— begin Records provided —

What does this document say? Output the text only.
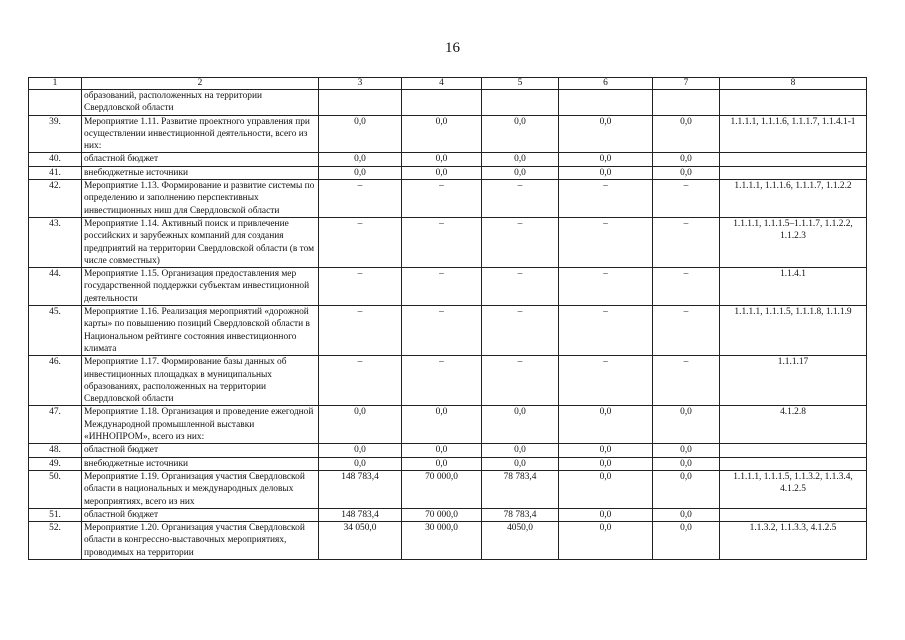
16
1	2	3	4	5	6	7	8
	образований, расположенных на территории Свердловской области						
39.	Мероприятие 1.11. Развитие проектного управления при осуществлении инвестиционной деятельности, всего из них:	0,0	0,0	0,0	0,0	0,0	1.1.1.1, 1.1.1.6, 1.1.1.7, 1.1.4.1-1
40.	областной бюджет	0,0	0,0	0,0	0,0	0,0	
41.	внебюджетные источники	0,0	0,0	0,0	0,0	0,0	
42.	Мероприятие 1.13. Формирование и развитие системы по определению и заполнению перспективных инвестиционных ниш для Свердловской области	–	–	–	–	–	1.1.1.1, 1.1.1.6, 1.1.1.7, 1.1.2.2
43.	Мероприятие 1.14. Активный поиск и привлечение российских и зарубежных компаний для создания предприятий на территории Свердловской области (в том числе совместных)	–	–	–	–	–	1.1.1.1, 1.1.1.5–1.1.1.7, 1.1.2.2, 1.1.2.3
44.	Мероприятие 1.15. Организация предоставления мер государственной поддержки субъектам инвестиционной деятельности	–	–	–	–	–	1.1.4.1
45.	Мероприятие 1.16. Реализация мероприятий «дорожной карты» по повышению позиций Свердловской области в Национальном рейтинге состояния инвестиционного климата	–	–	–	–	–	1.1.1.1, 1.1.1.5, 1.1.1.8, 1.1.1.9
46.	Мероприятие 1.17. Формирование базы данных об инвестиционных площадках в муниципальных образованиях, расположенных на территории Свердловской области	–	–	–	–	–	1.1.1.17
47.	Мероприятие 1.18. Организация и проведение ежегодной Международной промышленной выставки «ИННОПРОМ», всего из них:	0,0	0,0	0,0	0,0	0,0	4.1.2.8
48.	областной бюджет	0,0	0,0	0,0	0,0	0,0	
49.	внебюджетные источники	0,0	0,0	0,0	0,0	0,0	
50.	Мероприятие 1.19. Организация участия Свердловской области в национальных и международных деловых мероприятиях, всего из них	148 783,4	70 000,0	78 783,4	0,0	0,0	1.1.1.1, 1.1.1.5, 1.1.3.2, 1.1.3.4, 4.1.2.5
51.	областной бюджет	148 783,4	70 000,0	78 783,4	0,0	0,0	
52.	Мероприятие 1.20. Организация участия Свердловской области в конгрессно-выставочных мероприятиях, проводимых на территории	34 050,0	30 000,0	4050,0	0,0	0,0	1.1.3.2, 1.1.3.3, 4.1.2.5
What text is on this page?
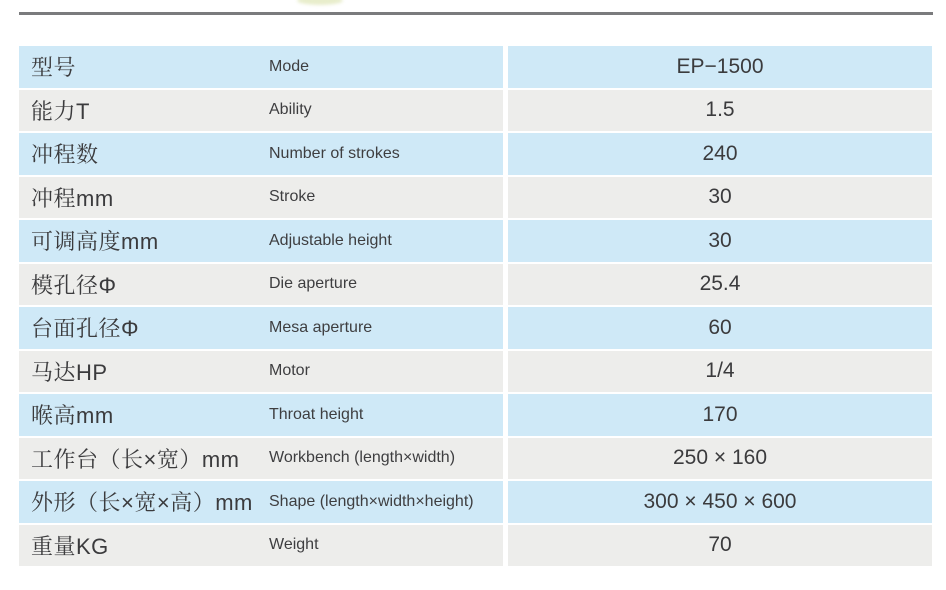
型号	Mode	EP−1500
能力T	Ability	1.5
冲程数	Number of strokes	240
冲程mm	Stroke	30
可调高度mm	Adjustable height	30
模孔径Φ	Die aperture	25.4
台面孔径Φ	Mesa aperture	60
马达HP	Motor	1/4
喉高mm	Throat height	170
工作台（长×宽）mm Workbench (length×width)	250 × 160
外形（长×宽×高）mm Shape (length×width×height)	300 × 450 × 600
重量KG	Weight	70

— end Records provided —

To be done
Working from the lines above, reproduce the material exactly and exclude its pictures.

Worked answer
What does this document say? Output the text only.
16
1	2	3	4	5	6	7	8
	образований, расположенных на территории Свердловской области						
39.	Мероприятие 1.11. Развитие проектного управления при осуществлении инвестиционной деятельности, всего из них:	0,0	0,0	0,0	0,0	0,0	1.1.1.1, 1.1.1.6, 1.1.1.7, 1.1.4.1-1
40.	областной бюджет	0,0	0,0	0,0	0,0	0,0	
41.	внебюджетные источники	0,0	0,0	0,0	0,0	0,0	
42.	Мероприятие 1.13. Формирование и развитие системы по определению и заполнению перспективных инвестиционных ниш для Свердловской области	–	–	–	–	–	1.1.1.1, 1.1.1.6, 1.1.1.7, 1.1.2.2
43.	Мероприятие 1.14. Активный поиск и привлечение российских и зарубежных компаний для создания предприятий на территории Свердловской области (в том числе совместных)	–	–	–	–	–	1.1.1.1, 1.1.1.5–1.1.1.7, 1.1.2.2, 1.1.2.3
44.	Мероприятие 1.15. Организация предоставления мер государственной поддержки субъектам инвестиционной деятельности	–	–	–	–	–	1.1.4.1
45.	Мероприятие 1.16. Реализация мероприятий «дорожной карты» по повышению позиций Свердловской области в Национальном рейтинге состояния инвестиционного климата	–	–	–	–	–	1.1.1.1, 1.1.1.5, 1.1.1.8, 1.1.1.9
46.	Мероприятие 1.17. Формирование базы данных об инвестиционных площадках в муниципальных образованиях, расположенных на территории Свердловской области	–	–	–	–	–	1.1.1.17
47.	Мероприятие 1.18. Организация и проведение ежегодной Международной промышленной выставки «ИННОПРОМ», всего из них:	0,0	0,0	0,0	0,0	0,0	4.1.2.8
48.	областной бюджет	0,0	0,0	0,0	0,0	0,0	
49.	внебюджетные источники	0,0	0,0	0,0	0,0	0,0	
50.	Мероприятие 1.19. Организация участия Свердловской области в национальных и международных деловых мероприятиях, всего из них	148 783,4	70 000,0	78 783,4	0,0	0,0	1.1.1.1, 1.1.1.5, 1.1.3.2, 1.1.3.4, 4.1.2.5
51.	областной бюджет	148 783,4	70 000,0	78 783,4	0,0	0,0	
52.	Мероприятие 1.20. Организация участия Свердловской области в конгрессно-выставочных мероприятиях, проводимых на территории	34 050,0	30 000,0	4050,0	0,0	0,0	1.1.3.2, 1.1.3.3, 4.1.2.5
What text is on this page?
型号	Mode	EP−1500
能力T	Ability	1.5
冲程数	Number of strokes	240
冲程mm	Stroke	30
可调高度mm	Adjustable height	30
模孔径Φ	Die aperture	25.4
台面孔径Φ	Mesa aperture	60
马达HP	Motor	1/4
喉高mm	Throat height	170
工作台（长×宽）mm Workbench (length×width)	250 × 160
外形（长×宽×高）mm Shape (length×width×height)	300 × 450 × 600
重量KG	Weight	70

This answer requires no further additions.